## Directive
Copy each line where the word "καλή" occurs.

## Material
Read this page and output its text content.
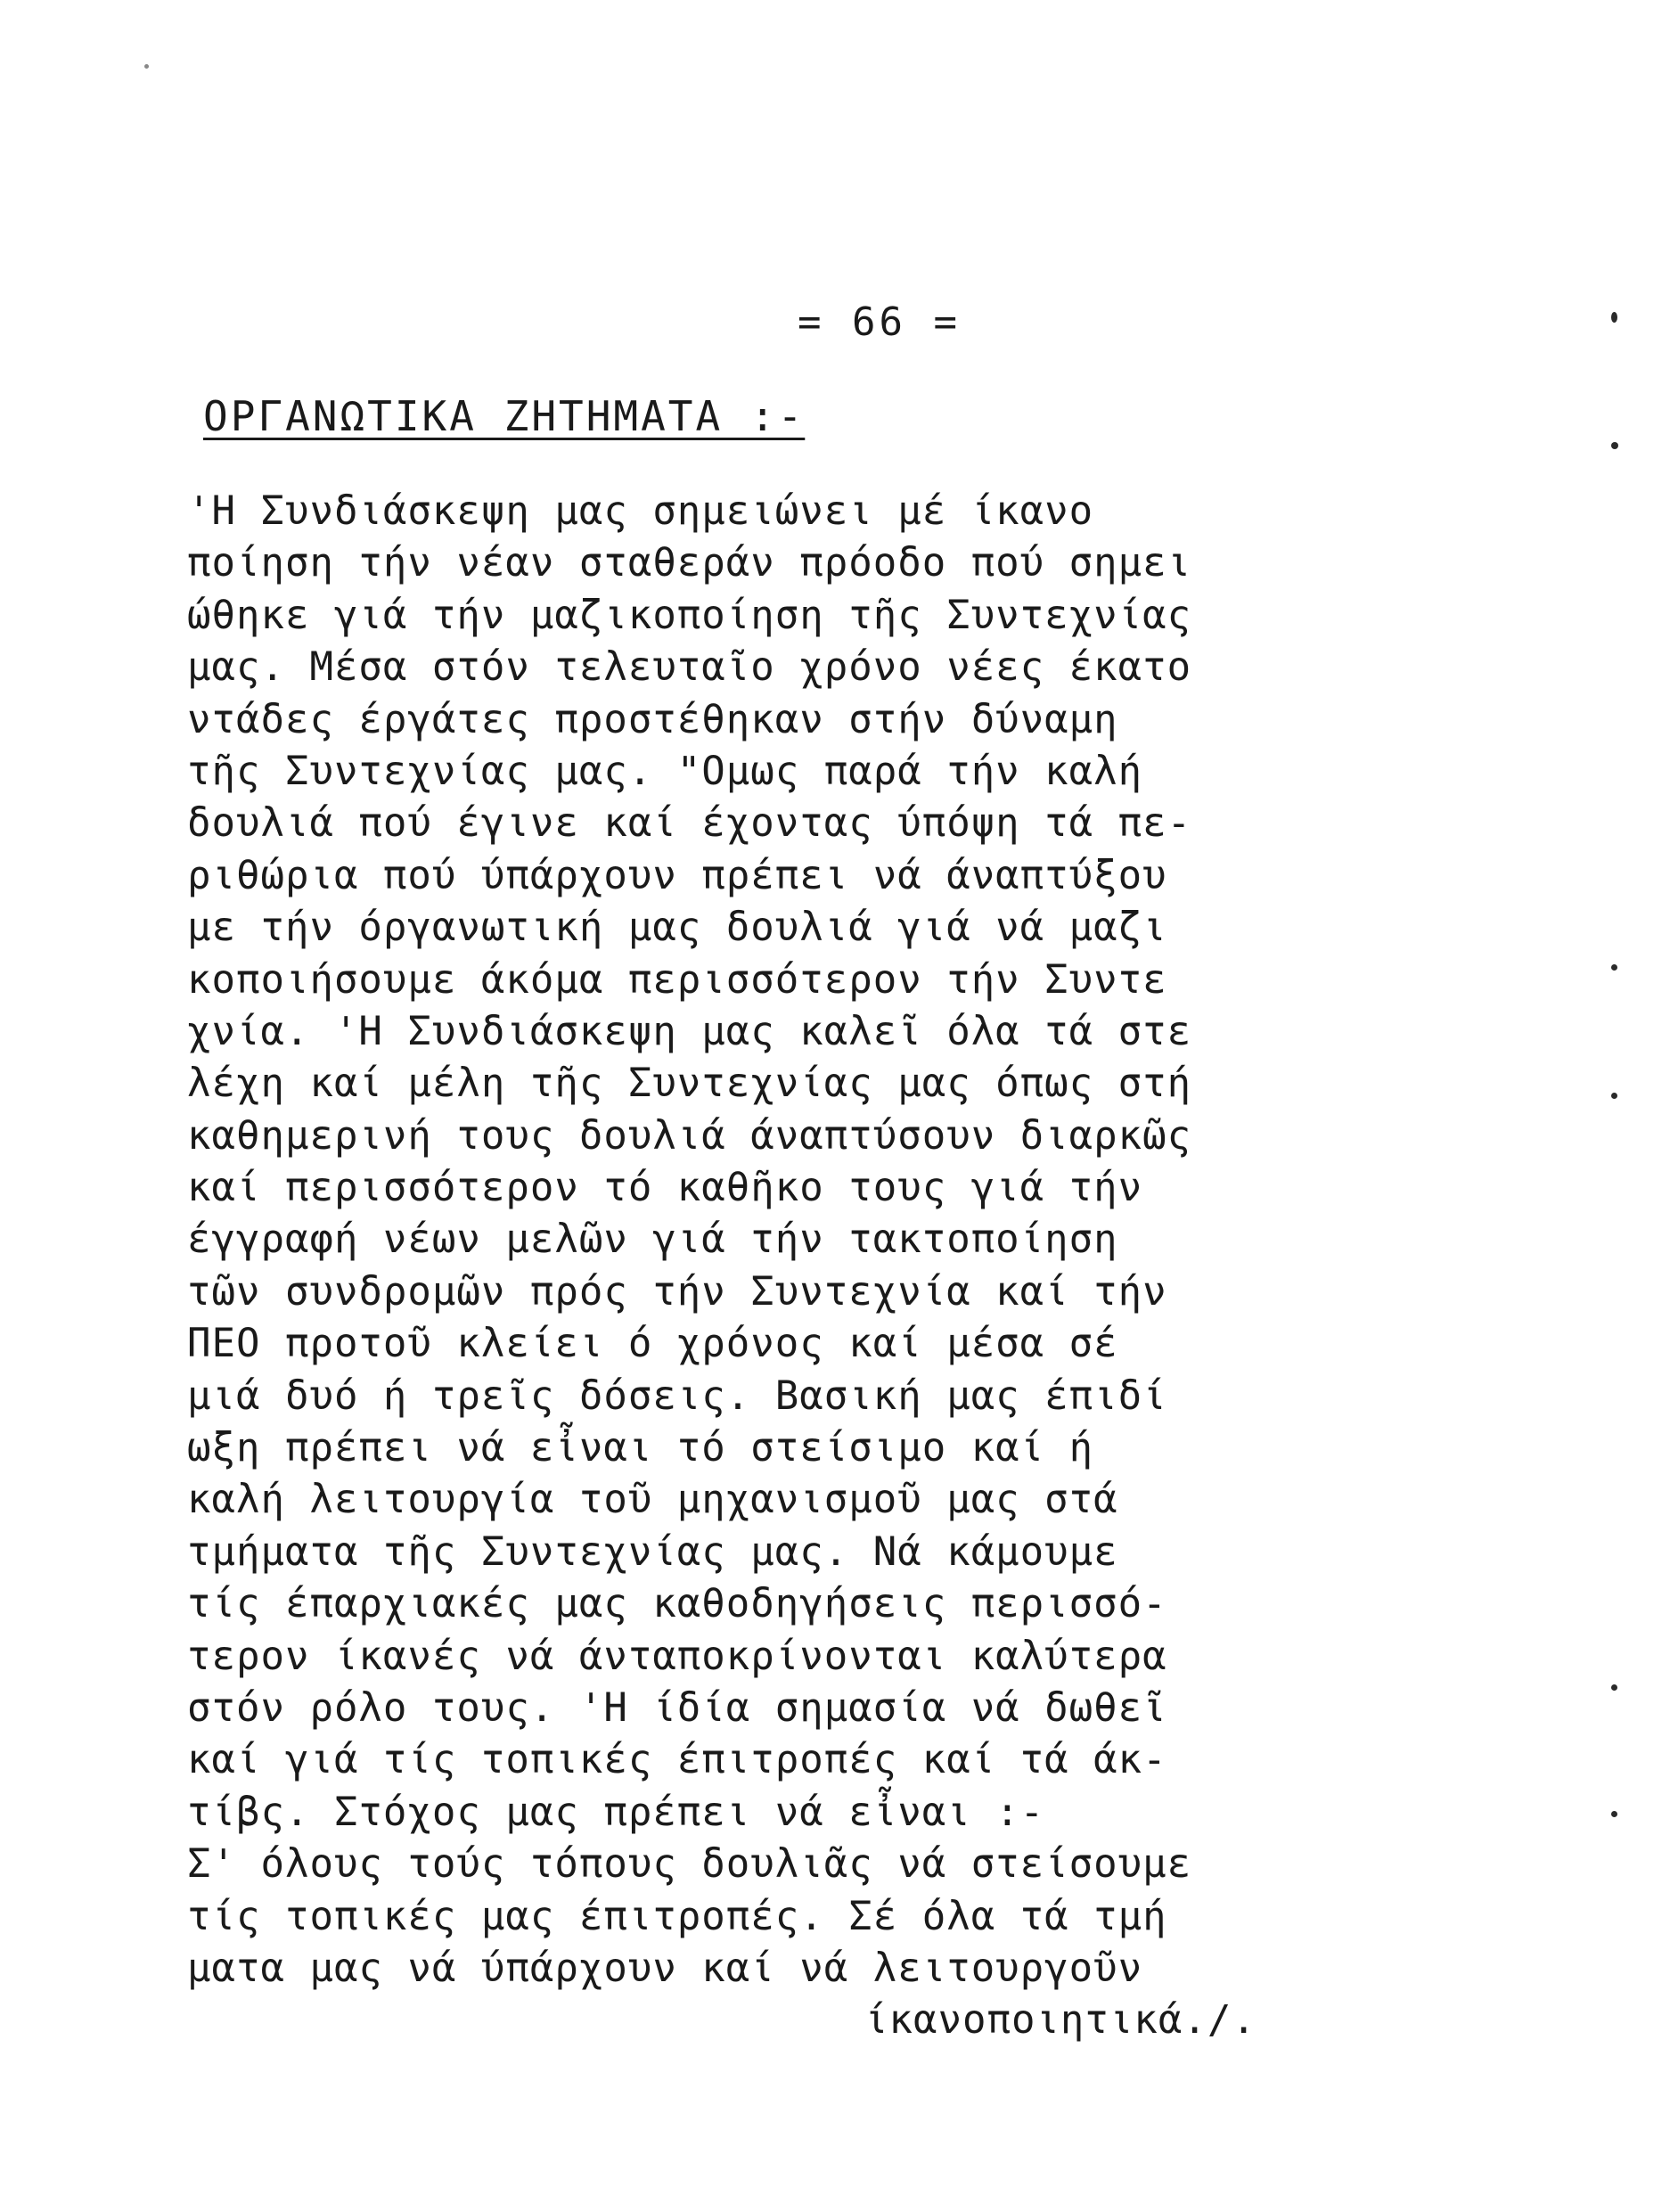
= 66 =
ΟΡΓΑΝΩΤΙΚΑ ΖΗΤΗΜΑΤΑ :-
'Η Συνδιάσκεψη μας σημειώνει μέ ίκανο
ποίηση τήν νέαν σταθεράν πρόοδο πού σημει
ώθηκε γιά τήν μαζικοποίηση τῆς Συντεχνίας
μας. Μέσα στόν τελευταῖο χρόνο νέες έκατο
ντάδες έργάτες προστέθηκαν στήν δύναμη
τῆς Συντεχνίας μας. "Ομως παρά τήν καλή
δουλιά πού έγινε καί έχοντας ύπόψη τά πε-
ριθώρια πού ύπάρχουν πρέπει νά άναπτύξου
με τήν όργανωτική μας δουλιά γιά νά μαζι
κοποιήσουμε άκόμα περισσότερον τήν Συντε
χνία. 'Η Συνδιάσκεψη μας καλεῖ όλα τά στε
λέχη καί μέλη τῆς Συντεχνίας μας όπως στή
καθημερινή τους δουλιά άναπτύσουν διαρκῶς
καί περισσότερον τό καθῆκο τους γιά τήν
έγγραφή νέων μελῶν γιά τήν τακτοποίηση
τῶν συνδρομῶν πρός τήν Συντεχνία καί τήν
ΠΕΟ προτοῦ κλείει ό χρόνος καί μέσα σέ
μιά δυό ή τρεῖς δόσεις. Βασική μας έπιδί
ωξη πρέπει νά εἶναι τό στείσιμο καί ή
καλή λειτουργία τοῦ μηχανισμοῦ μας στά
τμήματα τῆς Συντεχνίας μας. Νά κάμουμε
τίς έπαρχιακές μας καθοδηγήσεις περισσό-
τερον ίκανές νά άνταποκρίνονται καλύτερα
στόν ρόλο τους. 'Η ίδία σημασία νά δωθεῖ
καί γιά τίς τοπικές έπιτροπές καί τά άκ-
τίβς. Στόχος μας πρέπει νά εἶναι :-
Σ' όλους τούς τόπους δουλιᾶς νά στείσουμε
τίς τοπικές μας έπιτροπές. Σέ όλα τά τμή
ματα μας νά ύπάρχουν καί νά λειτουργοῦν
ίκανοποιητικά./.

## Right answer
τῆς Συντεχνίας μας. "Ομως παρά τήν καλή
καλή λειτουργία τοῦ μηχανισμοῦ μας στά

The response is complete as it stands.